> EXERCISE MATERIALS:
+++

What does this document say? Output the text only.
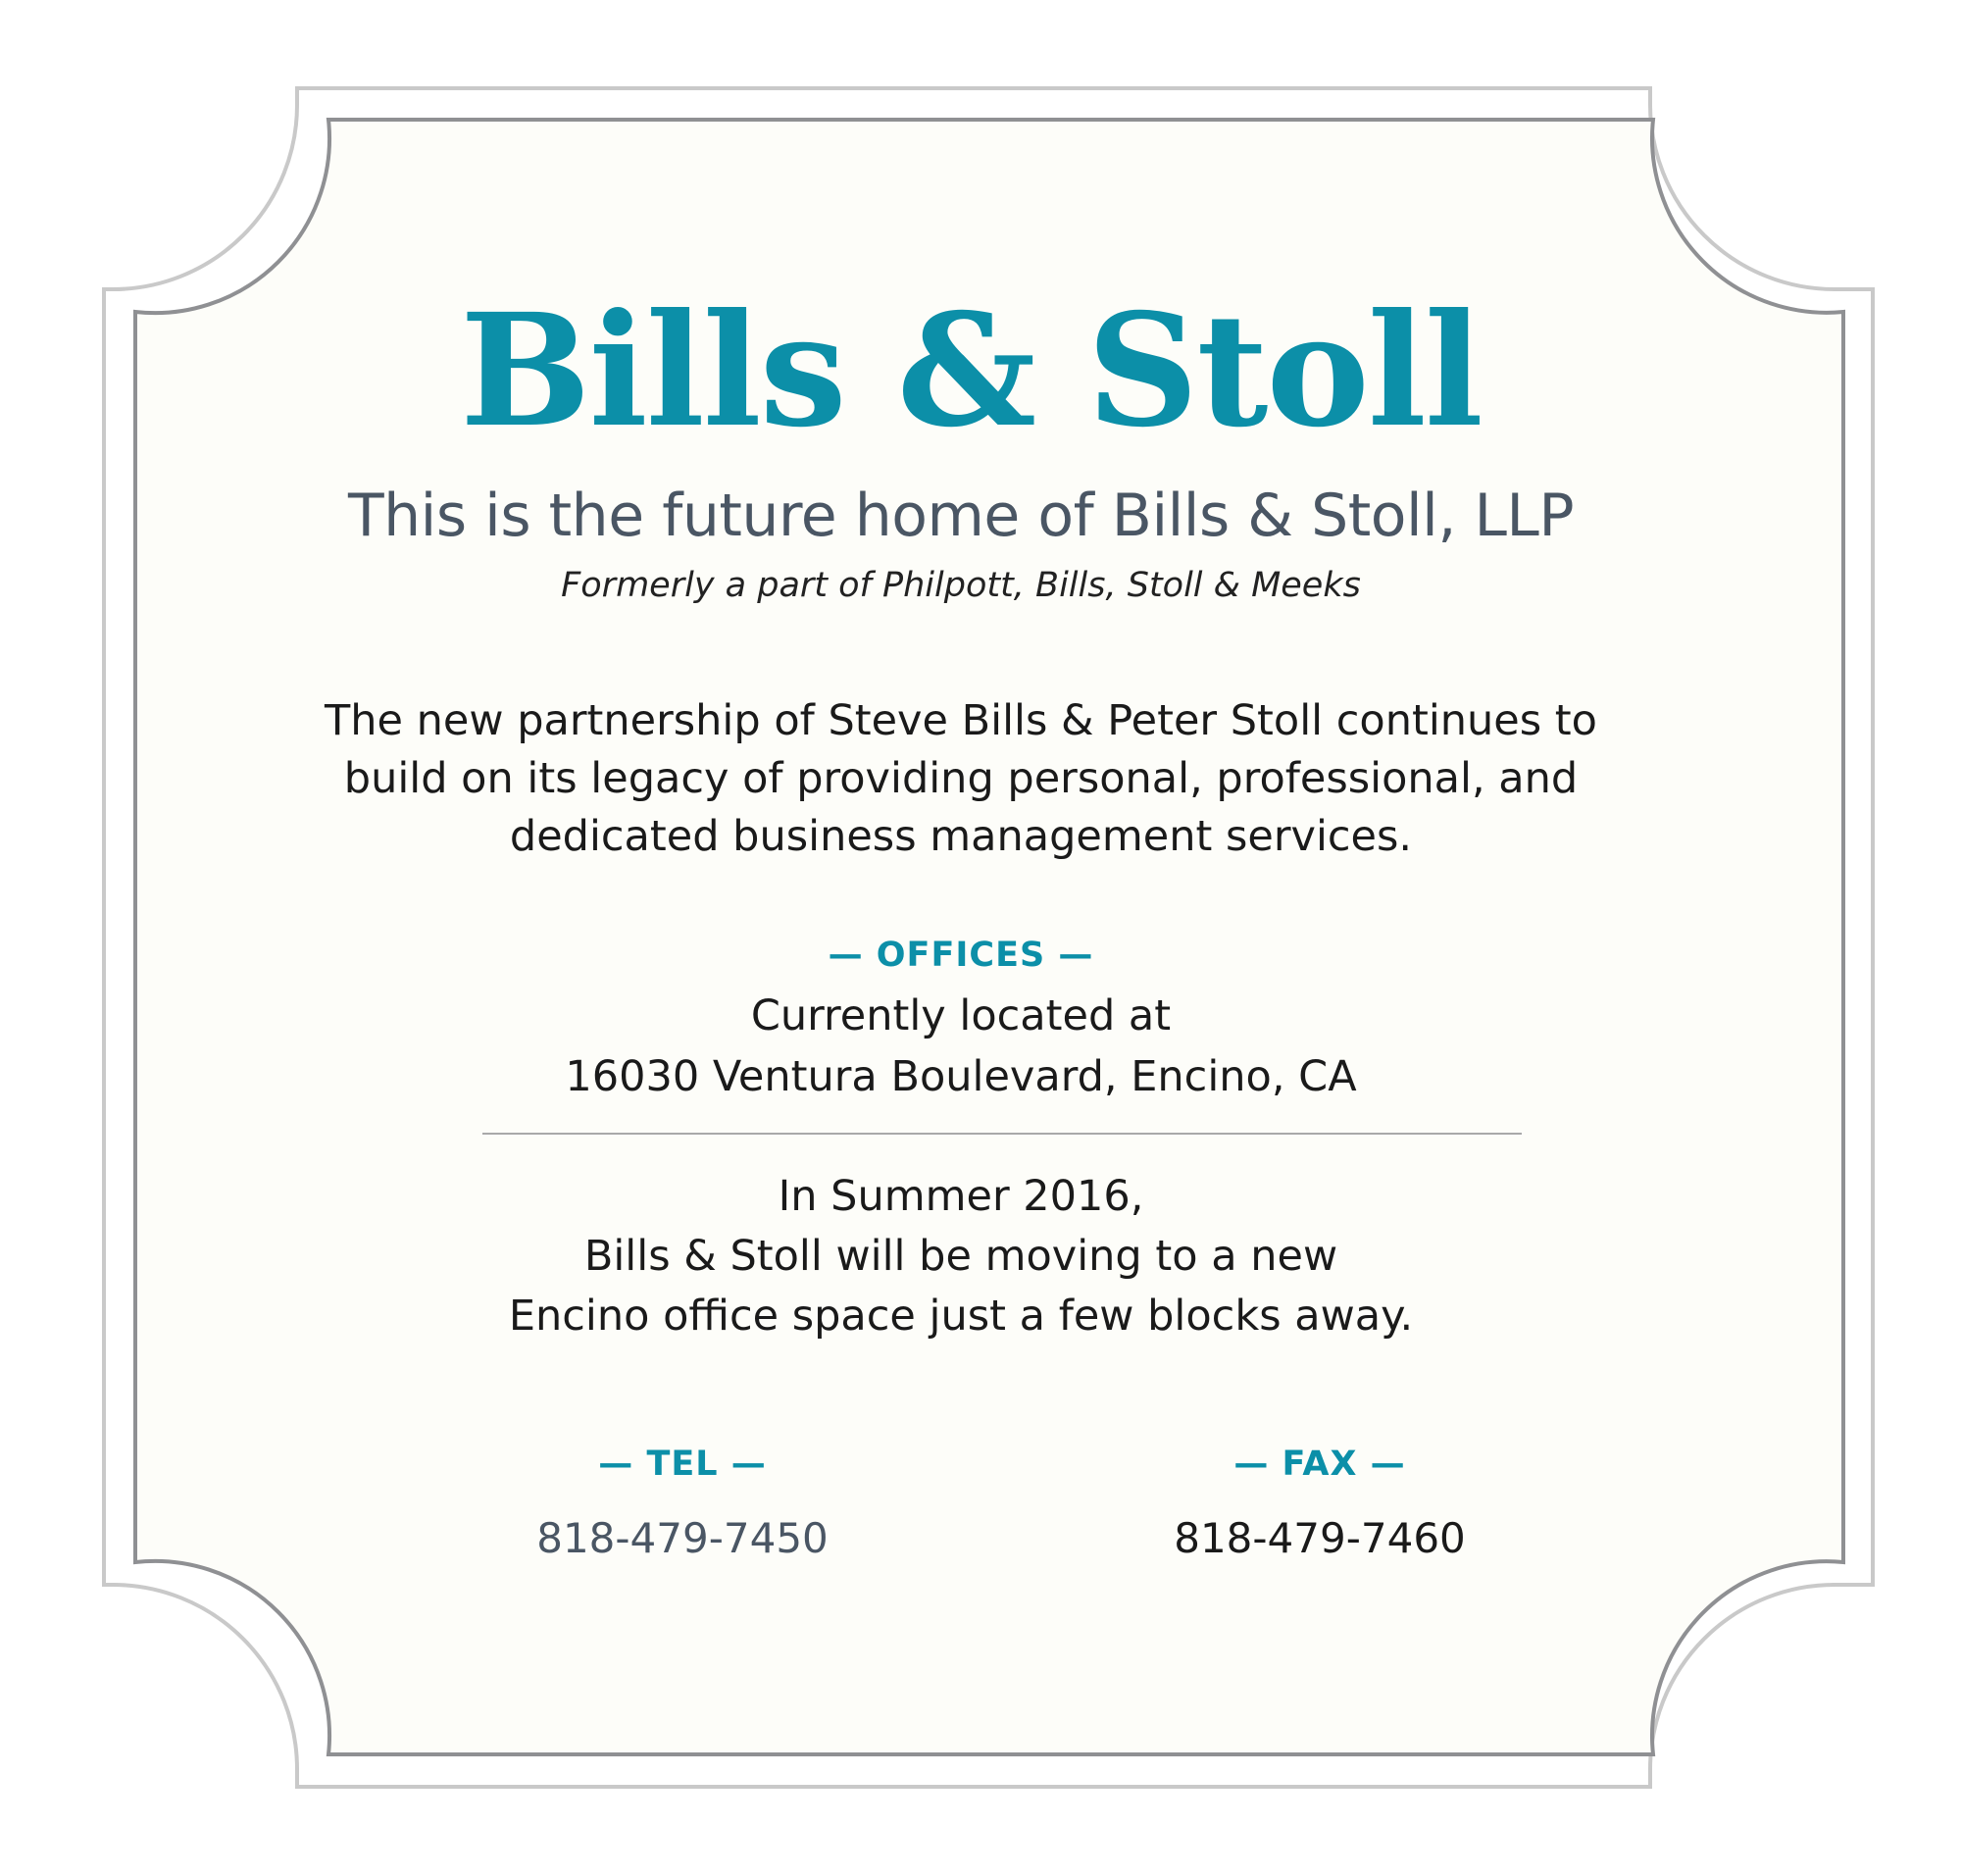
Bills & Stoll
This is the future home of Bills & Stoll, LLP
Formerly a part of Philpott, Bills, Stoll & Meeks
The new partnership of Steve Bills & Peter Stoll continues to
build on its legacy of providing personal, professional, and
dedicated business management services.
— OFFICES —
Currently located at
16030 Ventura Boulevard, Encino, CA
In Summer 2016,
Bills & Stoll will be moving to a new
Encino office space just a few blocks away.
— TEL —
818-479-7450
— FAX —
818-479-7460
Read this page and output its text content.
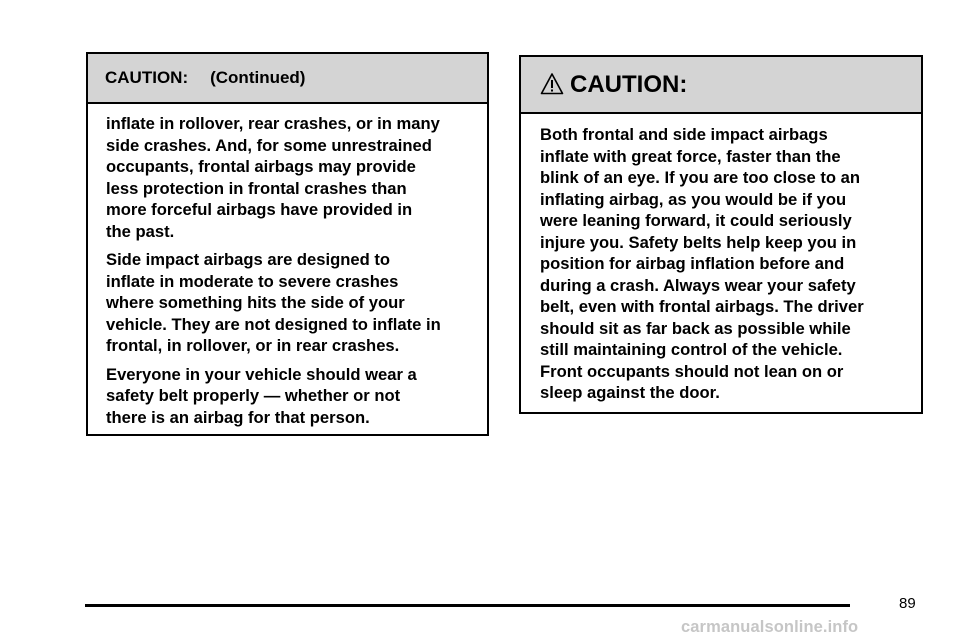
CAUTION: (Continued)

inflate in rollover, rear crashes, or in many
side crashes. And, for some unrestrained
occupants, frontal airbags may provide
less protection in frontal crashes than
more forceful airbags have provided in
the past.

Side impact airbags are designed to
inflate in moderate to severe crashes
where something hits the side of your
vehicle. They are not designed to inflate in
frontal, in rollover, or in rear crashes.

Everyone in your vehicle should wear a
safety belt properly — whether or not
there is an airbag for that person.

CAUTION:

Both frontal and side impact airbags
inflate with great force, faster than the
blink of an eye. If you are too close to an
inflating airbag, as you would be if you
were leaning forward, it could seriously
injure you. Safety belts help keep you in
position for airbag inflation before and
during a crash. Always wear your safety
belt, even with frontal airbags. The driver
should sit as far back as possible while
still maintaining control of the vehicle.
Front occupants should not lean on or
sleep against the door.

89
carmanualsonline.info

+++

> AIM: Print the complete listing exactly as it stands, without its pictures.

> SOLUTION:
What does this document say? Output the text only.
Bills & Stoll
This is the future home of Bills & Stoll, LLP
Formerly a part of Philpott, Bills, Stoll & Meeks
The new partnership of Steve Bills & Peter Stoll continues to
build on its legacy of providing personal, professional, and
dedicated business management services.
— OFFICES —
Currently located at
16030 Ventura Boulevard, Encino, CA
In Summer 2016,
Bills & Stoll will be moving to a new
Encino office space just a few blocks away.
— TEL —
818-479-7450
— FAX —
818-479-7460
Read this page and output its text content.
CAUTION: (Continued)

inflate in rollover, rear crashes, or in many
side crashes. And, for some unrestrained
occupants, frontal airbags may provide
less protection in frontal crashes than
more forceful airbags have provided in
the past.

Side impact airbags are designed to
inflate in moderate to severe crashes
where something hits the side of your
vehicle. They are not designed to inflate in
frontal, in rollover, or in rear crashes.

Everyone in your vehicle should wear a
safety belt properly — whether or not
there is an airbag for that person.

CAUTION:

Both frontal and side impact airbags
inflate with great force, faster than the
blink of an eye. If you are too close to an
inflating airbag, as you would be if you
were leaning forward, it could seriously
injure you. Safety belts help keep you in
position for airbag inflation before and
during a crash. Always wear your safety
belt, even with frontal airbags. The driver
should sit as far back as possible while
still maintaining control of the vehicle.
Front occupants should not lean on or
sleep against the door.

89
carmanualsonline.info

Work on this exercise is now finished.